- _Direction_
Select every line below containing the word "structured".

[Data records]
——
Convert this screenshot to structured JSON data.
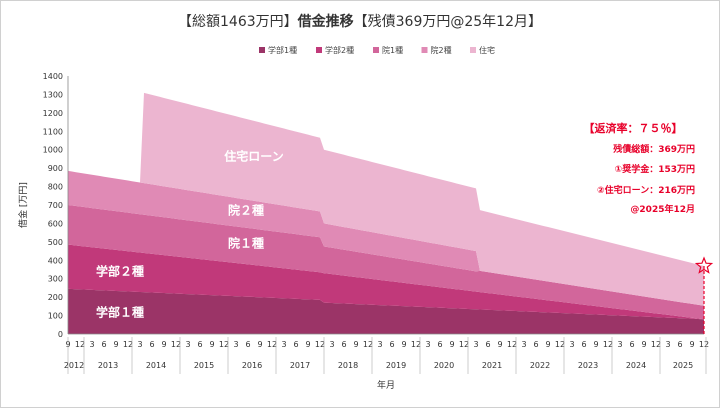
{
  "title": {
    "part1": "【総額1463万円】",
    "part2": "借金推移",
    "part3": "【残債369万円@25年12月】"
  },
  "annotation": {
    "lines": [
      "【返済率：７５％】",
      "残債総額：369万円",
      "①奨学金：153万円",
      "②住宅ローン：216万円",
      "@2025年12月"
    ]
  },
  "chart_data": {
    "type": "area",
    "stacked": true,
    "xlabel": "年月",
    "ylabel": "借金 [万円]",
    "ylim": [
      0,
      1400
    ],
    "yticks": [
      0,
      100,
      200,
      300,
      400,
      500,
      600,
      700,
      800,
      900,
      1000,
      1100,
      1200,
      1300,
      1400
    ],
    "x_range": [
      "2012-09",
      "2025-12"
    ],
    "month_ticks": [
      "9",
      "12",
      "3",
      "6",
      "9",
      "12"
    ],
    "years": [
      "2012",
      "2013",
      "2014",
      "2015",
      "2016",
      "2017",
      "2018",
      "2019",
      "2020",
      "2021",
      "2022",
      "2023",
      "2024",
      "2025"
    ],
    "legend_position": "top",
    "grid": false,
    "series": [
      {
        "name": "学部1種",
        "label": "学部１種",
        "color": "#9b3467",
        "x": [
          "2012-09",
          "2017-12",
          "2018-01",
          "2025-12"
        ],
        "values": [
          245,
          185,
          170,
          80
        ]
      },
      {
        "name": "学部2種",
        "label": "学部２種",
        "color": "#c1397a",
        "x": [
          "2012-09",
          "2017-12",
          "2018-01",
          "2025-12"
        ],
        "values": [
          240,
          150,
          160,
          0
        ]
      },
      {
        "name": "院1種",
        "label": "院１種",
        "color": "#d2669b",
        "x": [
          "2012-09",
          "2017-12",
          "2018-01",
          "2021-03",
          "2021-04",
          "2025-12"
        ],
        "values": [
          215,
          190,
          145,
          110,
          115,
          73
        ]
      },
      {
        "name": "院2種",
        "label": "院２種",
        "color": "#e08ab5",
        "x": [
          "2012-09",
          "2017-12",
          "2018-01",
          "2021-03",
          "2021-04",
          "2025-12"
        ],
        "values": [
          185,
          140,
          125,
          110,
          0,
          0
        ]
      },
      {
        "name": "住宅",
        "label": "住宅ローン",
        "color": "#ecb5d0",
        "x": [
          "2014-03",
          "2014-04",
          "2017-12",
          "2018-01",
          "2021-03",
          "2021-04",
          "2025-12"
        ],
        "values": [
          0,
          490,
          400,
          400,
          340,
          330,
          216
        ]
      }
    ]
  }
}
——
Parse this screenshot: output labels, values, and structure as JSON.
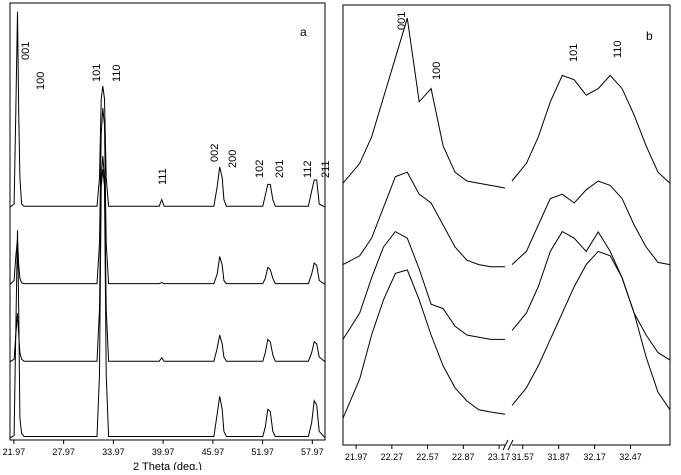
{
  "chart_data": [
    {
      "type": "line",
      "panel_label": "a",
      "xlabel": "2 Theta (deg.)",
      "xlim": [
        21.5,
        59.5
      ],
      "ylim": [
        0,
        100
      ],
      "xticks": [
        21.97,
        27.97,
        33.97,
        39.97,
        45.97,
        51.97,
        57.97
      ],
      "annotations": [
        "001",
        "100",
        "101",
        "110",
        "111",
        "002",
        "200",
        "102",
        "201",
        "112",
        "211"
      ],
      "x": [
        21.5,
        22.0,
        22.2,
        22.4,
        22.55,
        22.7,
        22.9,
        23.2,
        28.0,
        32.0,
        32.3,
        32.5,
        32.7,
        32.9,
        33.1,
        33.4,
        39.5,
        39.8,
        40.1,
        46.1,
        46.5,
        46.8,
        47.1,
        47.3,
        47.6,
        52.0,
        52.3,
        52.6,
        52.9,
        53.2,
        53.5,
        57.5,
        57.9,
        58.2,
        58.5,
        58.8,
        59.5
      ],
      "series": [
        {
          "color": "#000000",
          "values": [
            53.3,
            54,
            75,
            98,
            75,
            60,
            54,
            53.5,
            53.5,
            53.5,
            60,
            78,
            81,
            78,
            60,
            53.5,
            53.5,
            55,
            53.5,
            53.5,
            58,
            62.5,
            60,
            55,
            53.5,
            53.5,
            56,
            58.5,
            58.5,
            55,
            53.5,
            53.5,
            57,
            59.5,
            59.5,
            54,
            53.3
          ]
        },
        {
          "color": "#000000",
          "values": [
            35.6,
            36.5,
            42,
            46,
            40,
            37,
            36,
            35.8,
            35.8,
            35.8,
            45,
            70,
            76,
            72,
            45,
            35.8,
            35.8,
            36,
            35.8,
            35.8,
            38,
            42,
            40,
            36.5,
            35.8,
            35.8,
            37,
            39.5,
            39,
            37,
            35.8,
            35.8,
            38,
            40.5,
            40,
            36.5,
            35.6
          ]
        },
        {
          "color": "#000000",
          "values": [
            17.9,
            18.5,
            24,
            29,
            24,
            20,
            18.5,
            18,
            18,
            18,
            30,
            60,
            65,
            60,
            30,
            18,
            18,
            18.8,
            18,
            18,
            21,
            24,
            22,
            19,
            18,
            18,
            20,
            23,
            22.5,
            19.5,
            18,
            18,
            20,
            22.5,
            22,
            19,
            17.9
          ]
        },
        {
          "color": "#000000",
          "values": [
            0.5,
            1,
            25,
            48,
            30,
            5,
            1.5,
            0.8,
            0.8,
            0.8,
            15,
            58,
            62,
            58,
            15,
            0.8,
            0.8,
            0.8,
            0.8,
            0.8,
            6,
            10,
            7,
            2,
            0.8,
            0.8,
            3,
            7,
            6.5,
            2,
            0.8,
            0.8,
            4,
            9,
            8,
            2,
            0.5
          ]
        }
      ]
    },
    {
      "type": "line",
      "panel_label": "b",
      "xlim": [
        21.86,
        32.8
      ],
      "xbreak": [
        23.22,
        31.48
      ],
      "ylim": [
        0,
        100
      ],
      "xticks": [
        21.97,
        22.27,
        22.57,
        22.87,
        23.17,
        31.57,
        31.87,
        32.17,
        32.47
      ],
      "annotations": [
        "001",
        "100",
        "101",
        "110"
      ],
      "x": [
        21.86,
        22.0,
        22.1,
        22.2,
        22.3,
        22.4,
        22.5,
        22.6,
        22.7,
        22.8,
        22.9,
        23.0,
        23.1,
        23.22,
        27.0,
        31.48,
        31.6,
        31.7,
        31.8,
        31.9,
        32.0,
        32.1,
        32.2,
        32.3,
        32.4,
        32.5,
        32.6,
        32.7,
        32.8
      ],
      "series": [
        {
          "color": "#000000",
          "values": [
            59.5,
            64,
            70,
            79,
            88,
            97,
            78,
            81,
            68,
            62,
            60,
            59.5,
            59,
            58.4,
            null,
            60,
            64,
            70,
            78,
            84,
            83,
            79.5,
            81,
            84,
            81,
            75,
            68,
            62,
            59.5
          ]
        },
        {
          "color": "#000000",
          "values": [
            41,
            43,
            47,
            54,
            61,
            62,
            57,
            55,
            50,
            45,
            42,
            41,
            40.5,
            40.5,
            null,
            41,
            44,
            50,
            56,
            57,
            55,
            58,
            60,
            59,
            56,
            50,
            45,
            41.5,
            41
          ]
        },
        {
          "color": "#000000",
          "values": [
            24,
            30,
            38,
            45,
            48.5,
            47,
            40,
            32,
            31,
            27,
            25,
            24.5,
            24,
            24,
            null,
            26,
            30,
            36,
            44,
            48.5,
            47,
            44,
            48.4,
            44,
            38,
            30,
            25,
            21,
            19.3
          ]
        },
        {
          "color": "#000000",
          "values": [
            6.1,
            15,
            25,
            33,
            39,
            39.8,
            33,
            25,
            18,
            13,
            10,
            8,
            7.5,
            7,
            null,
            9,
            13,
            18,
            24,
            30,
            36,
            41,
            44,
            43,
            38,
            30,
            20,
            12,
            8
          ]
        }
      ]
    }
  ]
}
——
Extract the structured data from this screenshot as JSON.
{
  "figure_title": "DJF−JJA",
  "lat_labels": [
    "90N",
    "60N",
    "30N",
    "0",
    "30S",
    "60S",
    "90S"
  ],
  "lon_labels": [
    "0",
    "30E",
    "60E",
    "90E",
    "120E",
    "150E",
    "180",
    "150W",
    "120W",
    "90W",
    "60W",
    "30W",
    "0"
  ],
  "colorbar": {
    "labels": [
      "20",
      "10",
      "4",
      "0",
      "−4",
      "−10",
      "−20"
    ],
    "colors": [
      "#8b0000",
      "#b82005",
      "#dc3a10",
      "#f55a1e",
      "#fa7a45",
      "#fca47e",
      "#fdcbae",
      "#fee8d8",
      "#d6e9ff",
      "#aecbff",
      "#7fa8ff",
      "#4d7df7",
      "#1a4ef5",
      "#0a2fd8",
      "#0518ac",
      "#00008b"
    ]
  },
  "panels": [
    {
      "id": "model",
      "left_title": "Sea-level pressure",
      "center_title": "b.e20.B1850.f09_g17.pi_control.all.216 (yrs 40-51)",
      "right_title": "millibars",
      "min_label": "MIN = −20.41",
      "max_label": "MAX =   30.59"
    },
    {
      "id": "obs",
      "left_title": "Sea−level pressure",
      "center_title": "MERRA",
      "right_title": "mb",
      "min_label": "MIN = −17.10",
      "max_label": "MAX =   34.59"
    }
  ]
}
——
- _The response_
Convert this screenshot to structured JSON data.
Extract the structured data from this screenshot as JSON.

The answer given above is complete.